> **What you should do**
Reproduce the data exactly and drop any pictures it holds.

> **Recorded data**
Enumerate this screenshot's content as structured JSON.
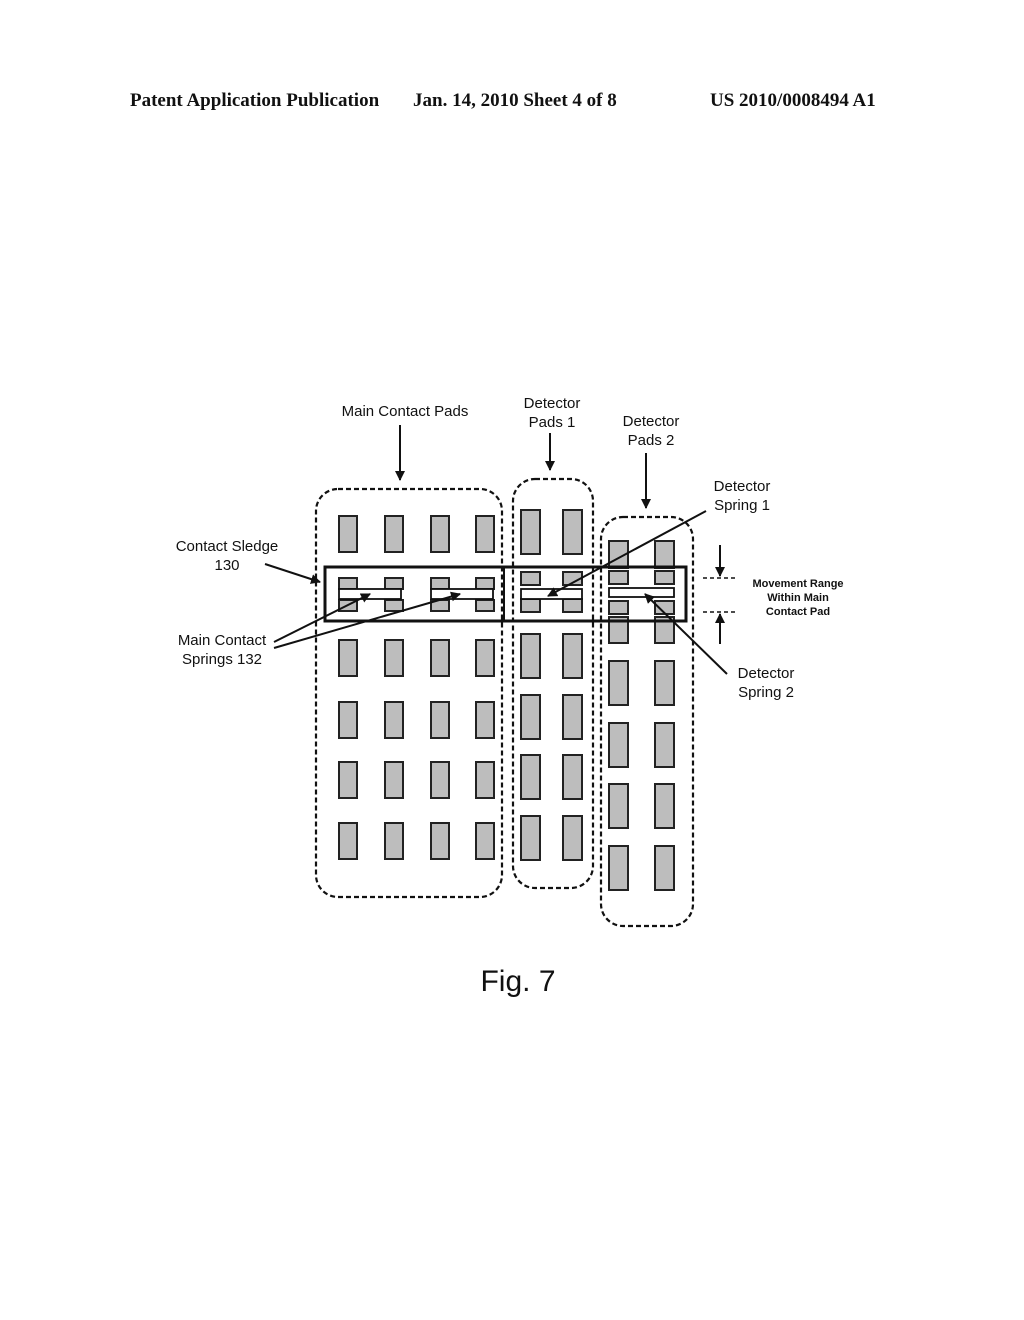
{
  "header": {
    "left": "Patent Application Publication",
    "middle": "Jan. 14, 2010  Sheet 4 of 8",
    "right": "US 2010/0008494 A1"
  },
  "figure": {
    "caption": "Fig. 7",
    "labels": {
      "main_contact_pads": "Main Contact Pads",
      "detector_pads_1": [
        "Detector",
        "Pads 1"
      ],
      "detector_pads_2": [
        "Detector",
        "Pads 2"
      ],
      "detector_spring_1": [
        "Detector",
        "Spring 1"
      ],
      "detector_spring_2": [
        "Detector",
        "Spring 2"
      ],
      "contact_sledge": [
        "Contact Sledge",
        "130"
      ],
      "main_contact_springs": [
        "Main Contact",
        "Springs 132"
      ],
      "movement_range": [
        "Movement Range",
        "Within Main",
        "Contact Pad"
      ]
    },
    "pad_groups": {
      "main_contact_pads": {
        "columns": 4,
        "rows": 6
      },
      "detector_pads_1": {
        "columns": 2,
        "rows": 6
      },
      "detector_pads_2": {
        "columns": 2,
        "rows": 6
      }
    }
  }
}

> **Output for this exercise**
Enumerate this screenshot's content as structured JSON.
{
  "header": {
    "left": "Patent Application Publication",
    "middle": "Jan. 14, 2010  Sheet 4 of 8",
    "right": "US 2010/0008494 A1"
  },
  "figure": {
    "caption": "Fig. 7",
    "labels": {
      "main_contact_pads": "Main Contact Pads",
      "detector_pads_1": [
        "Detector",
        "Pads 1"
      ],
      "detector_pads_2": [
        "Detector",
        "Pads 2"
      ],
      "detector_spring_1": [
        "Detector",
        "Spring 1"
      ],
      "detector_spring_2": [
        "Detector",
        "Spring 2"
      ],
      "contact_sledge": [
        "Contact Sledge",
        "130"
      ],
      "main_contact_springs": [
        "Main Contact",
        "Springs 132"
      ],
      "movement_range": [
        "Movement Range",
        "Within Main",
        "Contact Pad"
      ]
    },
    "pad_groups": {
      "main_contact_pads": {
        "columns": 4,
        "rows": 6
      },
      "detector_pads_1": {
        "columns": 2,
        "rows": 6
      },
      "detector_pads_2": {
        "columns": 2,
        "rows": 6
      }
    }
  }
}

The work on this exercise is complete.